State the count of lines below in which the word "DEXTools" appears, and add nothing.

** Start **

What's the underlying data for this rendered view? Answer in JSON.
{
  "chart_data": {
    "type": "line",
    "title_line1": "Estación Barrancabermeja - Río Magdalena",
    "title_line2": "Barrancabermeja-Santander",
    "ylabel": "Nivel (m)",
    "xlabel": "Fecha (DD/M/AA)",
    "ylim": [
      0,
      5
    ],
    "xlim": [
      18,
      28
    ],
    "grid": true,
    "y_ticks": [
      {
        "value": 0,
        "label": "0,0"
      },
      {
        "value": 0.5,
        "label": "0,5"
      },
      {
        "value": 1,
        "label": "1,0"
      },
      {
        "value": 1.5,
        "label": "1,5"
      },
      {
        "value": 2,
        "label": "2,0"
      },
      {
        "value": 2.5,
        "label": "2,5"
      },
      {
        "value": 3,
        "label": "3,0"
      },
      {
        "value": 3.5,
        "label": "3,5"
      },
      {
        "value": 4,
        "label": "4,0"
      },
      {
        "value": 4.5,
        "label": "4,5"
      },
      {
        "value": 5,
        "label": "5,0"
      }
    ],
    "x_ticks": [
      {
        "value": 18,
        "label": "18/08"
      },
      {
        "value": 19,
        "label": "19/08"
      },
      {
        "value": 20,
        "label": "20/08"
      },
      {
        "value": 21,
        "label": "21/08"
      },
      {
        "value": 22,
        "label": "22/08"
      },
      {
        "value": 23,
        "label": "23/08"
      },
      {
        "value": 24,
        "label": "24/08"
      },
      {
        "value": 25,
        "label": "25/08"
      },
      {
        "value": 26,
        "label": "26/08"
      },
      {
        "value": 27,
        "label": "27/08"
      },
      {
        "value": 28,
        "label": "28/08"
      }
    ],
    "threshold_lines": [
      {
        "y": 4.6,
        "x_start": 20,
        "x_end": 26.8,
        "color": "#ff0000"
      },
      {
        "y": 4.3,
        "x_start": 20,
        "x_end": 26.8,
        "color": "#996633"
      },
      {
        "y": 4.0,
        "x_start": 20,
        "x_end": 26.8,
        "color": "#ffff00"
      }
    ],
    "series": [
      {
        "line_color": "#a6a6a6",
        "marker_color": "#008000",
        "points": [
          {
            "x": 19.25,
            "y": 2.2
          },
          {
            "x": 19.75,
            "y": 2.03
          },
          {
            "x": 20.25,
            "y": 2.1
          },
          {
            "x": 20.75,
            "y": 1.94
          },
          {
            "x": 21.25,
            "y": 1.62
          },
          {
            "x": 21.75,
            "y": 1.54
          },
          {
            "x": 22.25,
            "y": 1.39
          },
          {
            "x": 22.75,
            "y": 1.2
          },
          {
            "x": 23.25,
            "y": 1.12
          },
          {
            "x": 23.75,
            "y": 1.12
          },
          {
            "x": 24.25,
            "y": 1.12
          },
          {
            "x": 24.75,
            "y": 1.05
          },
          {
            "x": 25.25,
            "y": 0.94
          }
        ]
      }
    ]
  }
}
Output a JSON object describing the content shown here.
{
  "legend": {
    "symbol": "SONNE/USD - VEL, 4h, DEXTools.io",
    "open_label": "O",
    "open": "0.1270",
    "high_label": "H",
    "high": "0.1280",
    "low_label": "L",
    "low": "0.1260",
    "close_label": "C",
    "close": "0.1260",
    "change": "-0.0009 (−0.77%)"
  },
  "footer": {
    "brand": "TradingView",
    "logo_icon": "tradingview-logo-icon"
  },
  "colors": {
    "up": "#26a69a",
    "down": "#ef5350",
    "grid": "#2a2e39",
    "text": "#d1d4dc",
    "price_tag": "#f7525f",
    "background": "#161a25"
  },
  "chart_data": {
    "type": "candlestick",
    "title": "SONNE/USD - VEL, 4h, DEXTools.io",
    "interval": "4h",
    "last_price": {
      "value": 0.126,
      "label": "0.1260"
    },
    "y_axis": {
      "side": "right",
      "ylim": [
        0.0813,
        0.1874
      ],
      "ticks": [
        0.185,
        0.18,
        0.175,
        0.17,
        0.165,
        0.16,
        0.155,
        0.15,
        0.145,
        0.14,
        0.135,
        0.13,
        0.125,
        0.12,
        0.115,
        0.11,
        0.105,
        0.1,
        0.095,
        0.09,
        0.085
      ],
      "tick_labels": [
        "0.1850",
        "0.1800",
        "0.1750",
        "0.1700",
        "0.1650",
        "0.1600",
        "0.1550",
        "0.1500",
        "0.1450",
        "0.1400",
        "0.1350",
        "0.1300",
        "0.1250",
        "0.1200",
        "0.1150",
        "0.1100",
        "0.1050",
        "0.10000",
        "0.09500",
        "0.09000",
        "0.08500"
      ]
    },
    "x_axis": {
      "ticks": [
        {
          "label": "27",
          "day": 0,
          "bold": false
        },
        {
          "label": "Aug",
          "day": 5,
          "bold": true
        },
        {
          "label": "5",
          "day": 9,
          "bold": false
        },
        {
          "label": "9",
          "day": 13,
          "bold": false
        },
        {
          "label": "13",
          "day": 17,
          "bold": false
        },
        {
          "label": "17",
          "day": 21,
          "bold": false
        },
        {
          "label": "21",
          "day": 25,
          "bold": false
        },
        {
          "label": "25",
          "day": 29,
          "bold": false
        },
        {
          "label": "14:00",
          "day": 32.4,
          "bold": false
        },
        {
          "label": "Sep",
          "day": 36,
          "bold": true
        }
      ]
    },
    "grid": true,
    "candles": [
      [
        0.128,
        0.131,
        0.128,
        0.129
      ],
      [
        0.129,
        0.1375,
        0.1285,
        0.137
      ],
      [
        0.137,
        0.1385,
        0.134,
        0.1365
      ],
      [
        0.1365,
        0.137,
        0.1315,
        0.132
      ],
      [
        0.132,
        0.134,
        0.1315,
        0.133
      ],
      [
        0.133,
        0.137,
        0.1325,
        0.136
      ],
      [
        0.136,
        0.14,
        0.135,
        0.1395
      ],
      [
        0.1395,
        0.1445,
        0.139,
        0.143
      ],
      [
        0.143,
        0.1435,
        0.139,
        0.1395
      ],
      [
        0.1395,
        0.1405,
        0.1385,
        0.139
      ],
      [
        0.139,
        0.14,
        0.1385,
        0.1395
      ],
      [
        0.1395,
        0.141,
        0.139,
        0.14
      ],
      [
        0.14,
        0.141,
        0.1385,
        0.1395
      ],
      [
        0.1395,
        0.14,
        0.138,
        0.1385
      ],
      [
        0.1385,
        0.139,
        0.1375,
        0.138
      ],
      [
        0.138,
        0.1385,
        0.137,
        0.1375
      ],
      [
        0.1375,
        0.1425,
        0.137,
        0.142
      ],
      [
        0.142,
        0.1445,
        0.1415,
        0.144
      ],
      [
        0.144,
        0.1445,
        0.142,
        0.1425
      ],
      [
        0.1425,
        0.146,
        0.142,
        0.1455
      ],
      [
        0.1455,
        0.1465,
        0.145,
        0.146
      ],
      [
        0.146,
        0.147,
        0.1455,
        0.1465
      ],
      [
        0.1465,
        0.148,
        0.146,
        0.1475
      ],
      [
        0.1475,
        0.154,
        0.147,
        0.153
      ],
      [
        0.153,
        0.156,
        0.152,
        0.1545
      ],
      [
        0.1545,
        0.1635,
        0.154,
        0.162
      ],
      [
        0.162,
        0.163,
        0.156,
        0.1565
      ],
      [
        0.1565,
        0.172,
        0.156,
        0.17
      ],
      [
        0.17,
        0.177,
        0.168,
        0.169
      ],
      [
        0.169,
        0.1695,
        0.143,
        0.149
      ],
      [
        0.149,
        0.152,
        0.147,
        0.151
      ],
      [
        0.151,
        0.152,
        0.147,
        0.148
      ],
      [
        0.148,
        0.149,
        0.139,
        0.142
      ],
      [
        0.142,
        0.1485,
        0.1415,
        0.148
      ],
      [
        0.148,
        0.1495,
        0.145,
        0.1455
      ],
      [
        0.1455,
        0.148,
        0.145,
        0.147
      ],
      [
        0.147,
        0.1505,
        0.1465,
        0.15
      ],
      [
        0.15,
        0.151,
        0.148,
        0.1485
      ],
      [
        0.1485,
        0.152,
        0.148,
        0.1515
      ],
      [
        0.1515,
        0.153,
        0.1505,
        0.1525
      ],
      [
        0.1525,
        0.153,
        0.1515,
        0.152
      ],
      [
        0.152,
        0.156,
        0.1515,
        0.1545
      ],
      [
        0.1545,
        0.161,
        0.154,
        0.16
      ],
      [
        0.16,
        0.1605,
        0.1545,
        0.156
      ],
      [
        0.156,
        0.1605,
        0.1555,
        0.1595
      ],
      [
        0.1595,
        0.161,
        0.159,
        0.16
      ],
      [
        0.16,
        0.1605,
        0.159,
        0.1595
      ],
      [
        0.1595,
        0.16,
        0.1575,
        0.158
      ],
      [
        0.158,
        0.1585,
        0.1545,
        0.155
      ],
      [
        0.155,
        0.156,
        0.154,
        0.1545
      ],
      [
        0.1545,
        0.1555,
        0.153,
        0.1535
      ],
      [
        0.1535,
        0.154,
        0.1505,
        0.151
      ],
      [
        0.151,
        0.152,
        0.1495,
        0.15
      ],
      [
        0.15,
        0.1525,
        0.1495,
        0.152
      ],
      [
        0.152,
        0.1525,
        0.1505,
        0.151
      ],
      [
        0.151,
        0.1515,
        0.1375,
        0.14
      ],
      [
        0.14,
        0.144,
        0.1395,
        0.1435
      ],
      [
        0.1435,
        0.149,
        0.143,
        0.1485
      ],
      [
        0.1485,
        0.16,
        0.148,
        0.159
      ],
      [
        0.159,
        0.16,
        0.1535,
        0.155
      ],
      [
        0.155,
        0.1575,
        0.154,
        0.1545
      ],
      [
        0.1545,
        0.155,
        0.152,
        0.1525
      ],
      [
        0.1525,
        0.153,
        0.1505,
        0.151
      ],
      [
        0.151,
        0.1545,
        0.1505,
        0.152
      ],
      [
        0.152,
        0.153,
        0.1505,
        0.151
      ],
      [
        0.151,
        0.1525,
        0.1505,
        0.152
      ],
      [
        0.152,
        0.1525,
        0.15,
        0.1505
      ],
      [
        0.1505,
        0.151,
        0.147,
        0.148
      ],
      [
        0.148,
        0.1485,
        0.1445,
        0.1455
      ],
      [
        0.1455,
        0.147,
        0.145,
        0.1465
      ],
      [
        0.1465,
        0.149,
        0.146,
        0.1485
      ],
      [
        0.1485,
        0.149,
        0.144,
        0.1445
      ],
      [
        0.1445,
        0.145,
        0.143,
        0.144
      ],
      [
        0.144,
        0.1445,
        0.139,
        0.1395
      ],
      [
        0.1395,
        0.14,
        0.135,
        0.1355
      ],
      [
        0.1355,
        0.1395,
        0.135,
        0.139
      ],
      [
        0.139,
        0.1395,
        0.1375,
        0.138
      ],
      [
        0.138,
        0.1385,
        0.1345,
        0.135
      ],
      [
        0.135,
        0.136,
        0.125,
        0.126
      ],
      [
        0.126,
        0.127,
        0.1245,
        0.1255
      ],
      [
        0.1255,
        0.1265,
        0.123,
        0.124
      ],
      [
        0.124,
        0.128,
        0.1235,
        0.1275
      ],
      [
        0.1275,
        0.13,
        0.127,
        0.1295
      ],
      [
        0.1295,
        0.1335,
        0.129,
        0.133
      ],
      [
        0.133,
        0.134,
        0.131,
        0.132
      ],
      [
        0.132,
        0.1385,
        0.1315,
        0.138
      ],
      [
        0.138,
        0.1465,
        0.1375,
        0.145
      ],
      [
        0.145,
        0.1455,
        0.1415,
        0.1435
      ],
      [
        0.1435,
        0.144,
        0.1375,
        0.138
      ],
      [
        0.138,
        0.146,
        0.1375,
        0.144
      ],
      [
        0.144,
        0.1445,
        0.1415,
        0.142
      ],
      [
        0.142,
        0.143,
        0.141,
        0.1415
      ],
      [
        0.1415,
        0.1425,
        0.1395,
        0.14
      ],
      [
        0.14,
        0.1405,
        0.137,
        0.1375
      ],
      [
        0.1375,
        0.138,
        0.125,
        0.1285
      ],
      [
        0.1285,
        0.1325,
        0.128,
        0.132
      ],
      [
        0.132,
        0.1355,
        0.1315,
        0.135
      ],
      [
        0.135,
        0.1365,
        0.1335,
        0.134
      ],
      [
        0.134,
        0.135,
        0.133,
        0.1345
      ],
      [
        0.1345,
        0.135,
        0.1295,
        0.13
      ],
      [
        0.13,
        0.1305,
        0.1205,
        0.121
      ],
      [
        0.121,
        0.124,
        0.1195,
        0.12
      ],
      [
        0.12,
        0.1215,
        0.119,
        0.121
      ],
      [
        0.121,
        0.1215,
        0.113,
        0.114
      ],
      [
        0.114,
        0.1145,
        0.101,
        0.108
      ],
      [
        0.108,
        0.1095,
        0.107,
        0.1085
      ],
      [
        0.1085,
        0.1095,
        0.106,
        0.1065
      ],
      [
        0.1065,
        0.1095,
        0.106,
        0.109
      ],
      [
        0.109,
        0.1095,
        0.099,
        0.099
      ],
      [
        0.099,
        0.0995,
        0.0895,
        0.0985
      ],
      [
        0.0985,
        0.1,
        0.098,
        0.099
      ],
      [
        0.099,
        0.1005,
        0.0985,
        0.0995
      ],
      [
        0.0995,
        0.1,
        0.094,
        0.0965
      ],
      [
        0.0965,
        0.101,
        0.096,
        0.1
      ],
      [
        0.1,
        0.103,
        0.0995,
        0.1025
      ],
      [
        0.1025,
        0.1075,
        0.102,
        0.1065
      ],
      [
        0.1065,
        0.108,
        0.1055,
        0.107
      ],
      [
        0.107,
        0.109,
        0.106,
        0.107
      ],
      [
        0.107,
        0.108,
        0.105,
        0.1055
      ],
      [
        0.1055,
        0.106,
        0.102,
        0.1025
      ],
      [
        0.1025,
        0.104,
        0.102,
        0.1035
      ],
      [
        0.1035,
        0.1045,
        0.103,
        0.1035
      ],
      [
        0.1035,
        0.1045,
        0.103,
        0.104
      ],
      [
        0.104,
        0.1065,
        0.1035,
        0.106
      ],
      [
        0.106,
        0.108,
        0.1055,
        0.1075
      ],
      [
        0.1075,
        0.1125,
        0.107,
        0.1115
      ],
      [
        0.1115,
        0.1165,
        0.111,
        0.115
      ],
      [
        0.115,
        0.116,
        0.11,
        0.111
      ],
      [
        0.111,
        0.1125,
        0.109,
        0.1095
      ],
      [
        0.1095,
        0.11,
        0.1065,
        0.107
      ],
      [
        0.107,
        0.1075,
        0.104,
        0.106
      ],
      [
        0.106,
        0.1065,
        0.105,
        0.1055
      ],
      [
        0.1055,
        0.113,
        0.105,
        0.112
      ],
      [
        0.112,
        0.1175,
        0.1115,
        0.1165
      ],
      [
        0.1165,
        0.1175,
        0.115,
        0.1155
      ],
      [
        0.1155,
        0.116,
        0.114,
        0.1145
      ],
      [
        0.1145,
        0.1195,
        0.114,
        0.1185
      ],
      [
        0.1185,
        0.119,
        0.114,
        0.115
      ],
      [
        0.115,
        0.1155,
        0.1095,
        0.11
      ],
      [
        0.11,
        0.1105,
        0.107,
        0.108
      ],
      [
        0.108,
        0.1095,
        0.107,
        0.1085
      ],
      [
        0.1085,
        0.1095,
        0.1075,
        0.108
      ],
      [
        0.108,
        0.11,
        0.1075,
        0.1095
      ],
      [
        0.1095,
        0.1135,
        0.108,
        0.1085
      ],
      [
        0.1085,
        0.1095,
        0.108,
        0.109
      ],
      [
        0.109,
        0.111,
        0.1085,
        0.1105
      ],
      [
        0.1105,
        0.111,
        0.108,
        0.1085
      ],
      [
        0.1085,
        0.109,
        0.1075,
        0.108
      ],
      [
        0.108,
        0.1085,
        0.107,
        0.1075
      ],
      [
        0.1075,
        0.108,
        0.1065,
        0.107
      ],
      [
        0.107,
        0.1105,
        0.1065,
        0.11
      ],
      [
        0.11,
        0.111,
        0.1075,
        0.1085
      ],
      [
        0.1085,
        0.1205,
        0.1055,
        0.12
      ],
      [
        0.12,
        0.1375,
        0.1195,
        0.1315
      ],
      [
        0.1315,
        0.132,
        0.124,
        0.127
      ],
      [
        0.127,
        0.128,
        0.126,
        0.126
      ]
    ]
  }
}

** End **

* SOLUTION FOR THIS EXERCISE *
2